The request
Please reproduce the data word for word, starting with its first line and going on through the line that contains "dry-adiabat-line [0, 37, 562, 642]".
======
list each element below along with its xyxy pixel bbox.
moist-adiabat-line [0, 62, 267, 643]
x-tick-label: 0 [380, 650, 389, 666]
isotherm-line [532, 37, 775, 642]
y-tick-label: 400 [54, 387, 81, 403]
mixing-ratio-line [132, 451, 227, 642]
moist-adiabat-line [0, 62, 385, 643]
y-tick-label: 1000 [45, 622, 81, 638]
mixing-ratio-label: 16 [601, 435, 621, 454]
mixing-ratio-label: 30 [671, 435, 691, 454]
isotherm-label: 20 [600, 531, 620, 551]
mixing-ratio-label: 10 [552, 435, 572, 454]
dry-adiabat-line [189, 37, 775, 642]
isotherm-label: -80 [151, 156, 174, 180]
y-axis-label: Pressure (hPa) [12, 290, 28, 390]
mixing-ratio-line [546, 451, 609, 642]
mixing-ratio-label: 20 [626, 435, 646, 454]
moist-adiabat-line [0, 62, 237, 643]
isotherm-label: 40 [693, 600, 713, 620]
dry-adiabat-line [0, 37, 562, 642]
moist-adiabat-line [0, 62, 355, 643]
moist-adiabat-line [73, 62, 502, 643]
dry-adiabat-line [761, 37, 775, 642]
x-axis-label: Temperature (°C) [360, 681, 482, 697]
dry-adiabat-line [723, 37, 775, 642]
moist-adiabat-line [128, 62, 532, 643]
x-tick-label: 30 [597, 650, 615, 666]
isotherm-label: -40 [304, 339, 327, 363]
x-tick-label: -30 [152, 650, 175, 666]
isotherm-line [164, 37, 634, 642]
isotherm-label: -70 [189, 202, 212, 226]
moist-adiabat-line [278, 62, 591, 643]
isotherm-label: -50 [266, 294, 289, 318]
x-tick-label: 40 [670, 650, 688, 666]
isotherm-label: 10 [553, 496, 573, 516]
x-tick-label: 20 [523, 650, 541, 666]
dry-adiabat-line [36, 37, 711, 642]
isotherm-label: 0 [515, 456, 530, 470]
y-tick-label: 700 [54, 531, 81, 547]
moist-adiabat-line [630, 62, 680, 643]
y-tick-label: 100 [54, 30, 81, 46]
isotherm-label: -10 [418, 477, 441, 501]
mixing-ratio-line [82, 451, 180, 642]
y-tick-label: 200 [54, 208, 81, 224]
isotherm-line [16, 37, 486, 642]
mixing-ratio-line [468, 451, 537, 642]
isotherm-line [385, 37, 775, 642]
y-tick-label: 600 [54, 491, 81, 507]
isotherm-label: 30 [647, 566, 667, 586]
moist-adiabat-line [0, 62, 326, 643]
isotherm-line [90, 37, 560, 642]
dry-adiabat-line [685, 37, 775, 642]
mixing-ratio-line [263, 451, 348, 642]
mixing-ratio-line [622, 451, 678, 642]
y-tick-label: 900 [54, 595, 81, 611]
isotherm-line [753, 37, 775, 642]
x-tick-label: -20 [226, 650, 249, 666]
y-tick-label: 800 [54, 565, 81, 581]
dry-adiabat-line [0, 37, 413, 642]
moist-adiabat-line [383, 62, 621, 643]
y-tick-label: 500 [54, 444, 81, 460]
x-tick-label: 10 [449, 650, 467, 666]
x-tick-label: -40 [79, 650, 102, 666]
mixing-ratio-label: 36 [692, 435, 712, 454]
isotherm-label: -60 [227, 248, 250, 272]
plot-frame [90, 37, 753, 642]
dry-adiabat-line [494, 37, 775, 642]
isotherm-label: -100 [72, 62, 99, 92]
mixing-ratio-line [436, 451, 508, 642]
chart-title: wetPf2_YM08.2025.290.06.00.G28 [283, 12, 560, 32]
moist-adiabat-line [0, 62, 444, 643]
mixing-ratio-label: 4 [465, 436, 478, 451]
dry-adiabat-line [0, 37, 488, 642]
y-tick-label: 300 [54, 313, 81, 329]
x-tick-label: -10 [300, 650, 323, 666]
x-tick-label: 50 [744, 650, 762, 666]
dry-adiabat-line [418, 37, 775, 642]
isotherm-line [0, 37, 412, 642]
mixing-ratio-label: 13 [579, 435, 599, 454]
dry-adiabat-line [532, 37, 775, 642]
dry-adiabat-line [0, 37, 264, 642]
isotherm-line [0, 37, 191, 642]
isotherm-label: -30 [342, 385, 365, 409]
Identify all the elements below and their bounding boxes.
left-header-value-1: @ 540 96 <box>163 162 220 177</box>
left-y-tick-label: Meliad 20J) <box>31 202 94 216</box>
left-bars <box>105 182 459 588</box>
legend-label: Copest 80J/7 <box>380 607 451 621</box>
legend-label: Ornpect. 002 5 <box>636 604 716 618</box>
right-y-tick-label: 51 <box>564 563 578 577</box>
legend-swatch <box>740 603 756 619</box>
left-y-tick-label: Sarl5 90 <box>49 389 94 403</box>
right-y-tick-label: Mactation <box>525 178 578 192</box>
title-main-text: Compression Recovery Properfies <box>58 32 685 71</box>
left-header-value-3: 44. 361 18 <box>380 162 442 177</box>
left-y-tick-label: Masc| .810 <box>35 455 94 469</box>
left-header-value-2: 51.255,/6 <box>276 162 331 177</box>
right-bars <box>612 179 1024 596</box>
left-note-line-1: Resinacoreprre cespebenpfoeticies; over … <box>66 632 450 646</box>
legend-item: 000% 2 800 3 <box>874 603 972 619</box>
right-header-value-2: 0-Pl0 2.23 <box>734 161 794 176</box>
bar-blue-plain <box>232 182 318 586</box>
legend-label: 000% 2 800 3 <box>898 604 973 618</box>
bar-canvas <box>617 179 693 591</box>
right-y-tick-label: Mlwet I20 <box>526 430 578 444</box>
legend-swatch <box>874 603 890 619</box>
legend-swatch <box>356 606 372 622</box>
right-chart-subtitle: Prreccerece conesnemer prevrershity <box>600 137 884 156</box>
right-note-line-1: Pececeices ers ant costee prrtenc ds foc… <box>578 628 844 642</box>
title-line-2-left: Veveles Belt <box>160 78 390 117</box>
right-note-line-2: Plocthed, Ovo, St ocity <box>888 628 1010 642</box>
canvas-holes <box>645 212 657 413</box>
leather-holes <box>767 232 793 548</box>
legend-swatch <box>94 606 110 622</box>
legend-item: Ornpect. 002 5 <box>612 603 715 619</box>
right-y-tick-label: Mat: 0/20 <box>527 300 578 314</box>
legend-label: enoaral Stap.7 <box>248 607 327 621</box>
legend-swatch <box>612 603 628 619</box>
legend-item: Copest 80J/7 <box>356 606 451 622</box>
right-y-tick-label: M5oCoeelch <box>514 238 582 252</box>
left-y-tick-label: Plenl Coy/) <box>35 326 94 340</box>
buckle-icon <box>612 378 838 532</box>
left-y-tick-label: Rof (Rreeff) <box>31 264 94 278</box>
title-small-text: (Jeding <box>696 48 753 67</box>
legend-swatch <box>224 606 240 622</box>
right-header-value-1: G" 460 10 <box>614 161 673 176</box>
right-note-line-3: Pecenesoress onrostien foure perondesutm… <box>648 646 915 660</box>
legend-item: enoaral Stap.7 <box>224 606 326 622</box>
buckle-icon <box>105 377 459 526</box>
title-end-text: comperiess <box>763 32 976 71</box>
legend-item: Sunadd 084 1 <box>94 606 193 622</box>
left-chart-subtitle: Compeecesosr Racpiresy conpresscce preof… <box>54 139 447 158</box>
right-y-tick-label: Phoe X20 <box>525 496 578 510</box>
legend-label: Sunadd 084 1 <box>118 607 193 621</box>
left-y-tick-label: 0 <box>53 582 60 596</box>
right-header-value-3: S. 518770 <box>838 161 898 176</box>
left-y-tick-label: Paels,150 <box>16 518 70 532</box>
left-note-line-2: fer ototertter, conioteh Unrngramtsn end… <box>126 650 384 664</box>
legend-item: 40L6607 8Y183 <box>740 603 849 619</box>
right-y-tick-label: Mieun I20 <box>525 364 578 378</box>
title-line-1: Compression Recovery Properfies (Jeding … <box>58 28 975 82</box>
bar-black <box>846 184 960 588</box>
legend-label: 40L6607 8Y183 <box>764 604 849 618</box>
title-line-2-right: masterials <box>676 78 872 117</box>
======
Solution to the exercise
list each element below along with its xyxy pixel bbox.
moist-adiabat-line [0, 62, 267, 643]
x-tick-label: 0 [380, 650, 389, 666]
isotherm-line [532, 37, 775, 642]
y-tick-label: 400 [54, 387, 81, 403]
mixing-ratio-line [132, 451, 227, 642]
moist-adiabat-line [0, 62, 385, 643]
y-tick-label: 1000 [45, 622, 81, 638]
mixing-ratio-label: 16 [601, 435, 621, 454]
mixing-ratio-label: 30 [671, 435, 691, 454]
isotherm-label: 20 [600, 531, 620, 551]
mixing-ratio-label: 10 [552, 435, 572, 454]
dry-adiabat-line [189, 37, 775, 642]
isotherm-label: -80 [151, 156, 174, 180]
y-axis-label: Pressure (hPa) [12, 290, 28, 390]
mixing-ratio-line [546, 451, 609, 642]
mixing-ratio-label: 20 [626, 435, 646, 454]
moist-adiabat-line [0, 62, 237, 643]
isotherm-label: 40 [693, 600, 713, 620]
dry-adiabat-line [0, 37, 562, 642]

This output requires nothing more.